◆ **WHAT THE TASK REQUIRES**
Go through the data below and gather each line containing "Qualcomm".

◆ **STORED DATA**
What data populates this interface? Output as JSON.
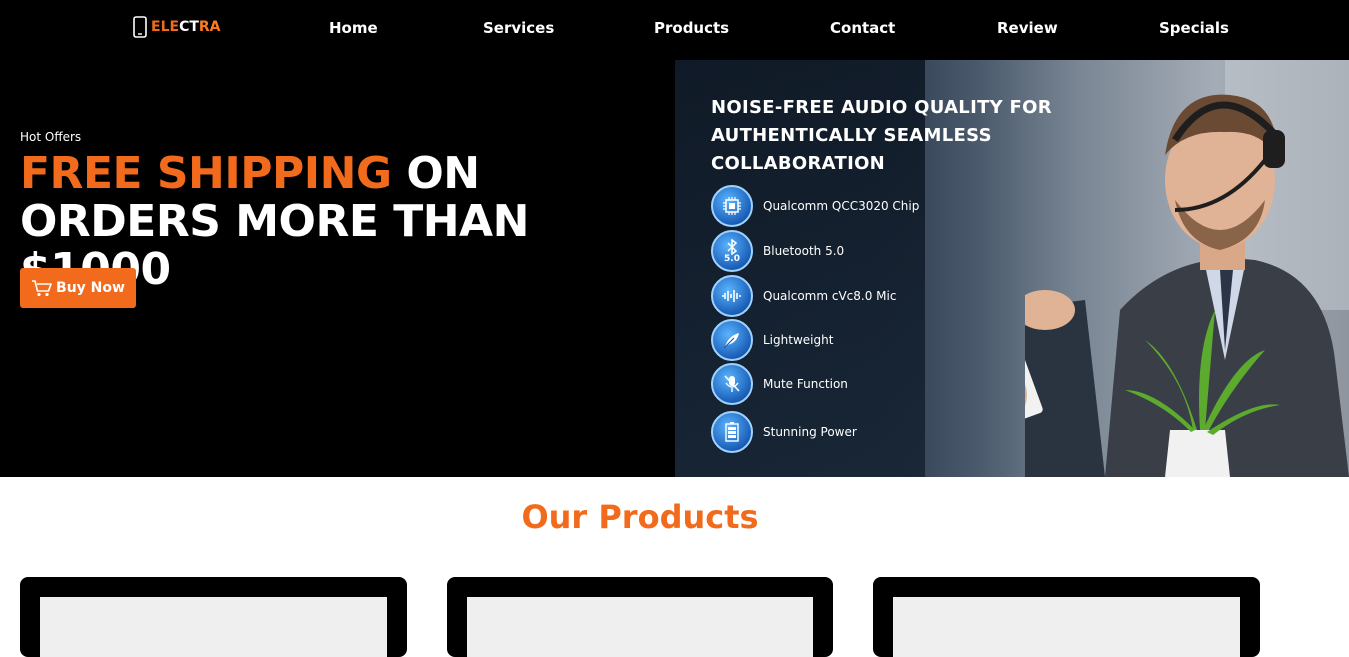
{
  "brand": {
    "part1": "ELE",
    "part2": "CT",
    "part3": "RA"
  },
  "nav": {
    "items": [
      {
        "label": "Home"
      },
      {
        "label": "Services"
      },
      {
        "label": "Products"
      },
      {
        "label": "Contact"
      },
      {
        "label": "Review"
      },
      {
        "label": "Specials"
      }
    ]
  },
  "hero": {
    "eyebrow": "Hot Offers",
    "headline_accent": "FREE SHIPPING",
    "headline_rest": " ON ORDERS MORE THAN $1000",
    "cta_label": "Buy Now",
    "cta_icon": "cart-icon"
  },
  "banner": {
    "title": "NOISE-FREE AUDIO QUALITY FOR AUTHENTICALLY SEAMLESS COLLABORATION",
    "features": [
      {
        "label": "Qualcomm QCC3020 Chip",
        "icon": "chip-icon"
      },
      {
        "label": "Bluetooth 5.0",
        "icon": "bluetooth-icon"
      },
      {
        "label": "Qualcomm cVc8.0 Mic",
        "icon": "soundwave-icon"
      },
      {
        "label": "Lightweight",
        "icon": "feather-icon"
      },
      {
        "label": "Mute Function",
        "icon": "mic-mute-icon"
      },
      {
        "label": "Stunning Power",
        "icon": "battery-icon"
      }
    ],
    "bluetooth_badge": "5.0"
  },
  "products": {
    "title": "Our Products"
  },
  "colors": {
    "accent": "#f26b1d",
    "nav_bg": "#000000",
    "hero_bg": "#000000"
  }
}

◆ **THE RESULT**
        "label": "Qualcomm QCC3020 Chip",
        "label": "Qualcomm cVc8.0 Mic",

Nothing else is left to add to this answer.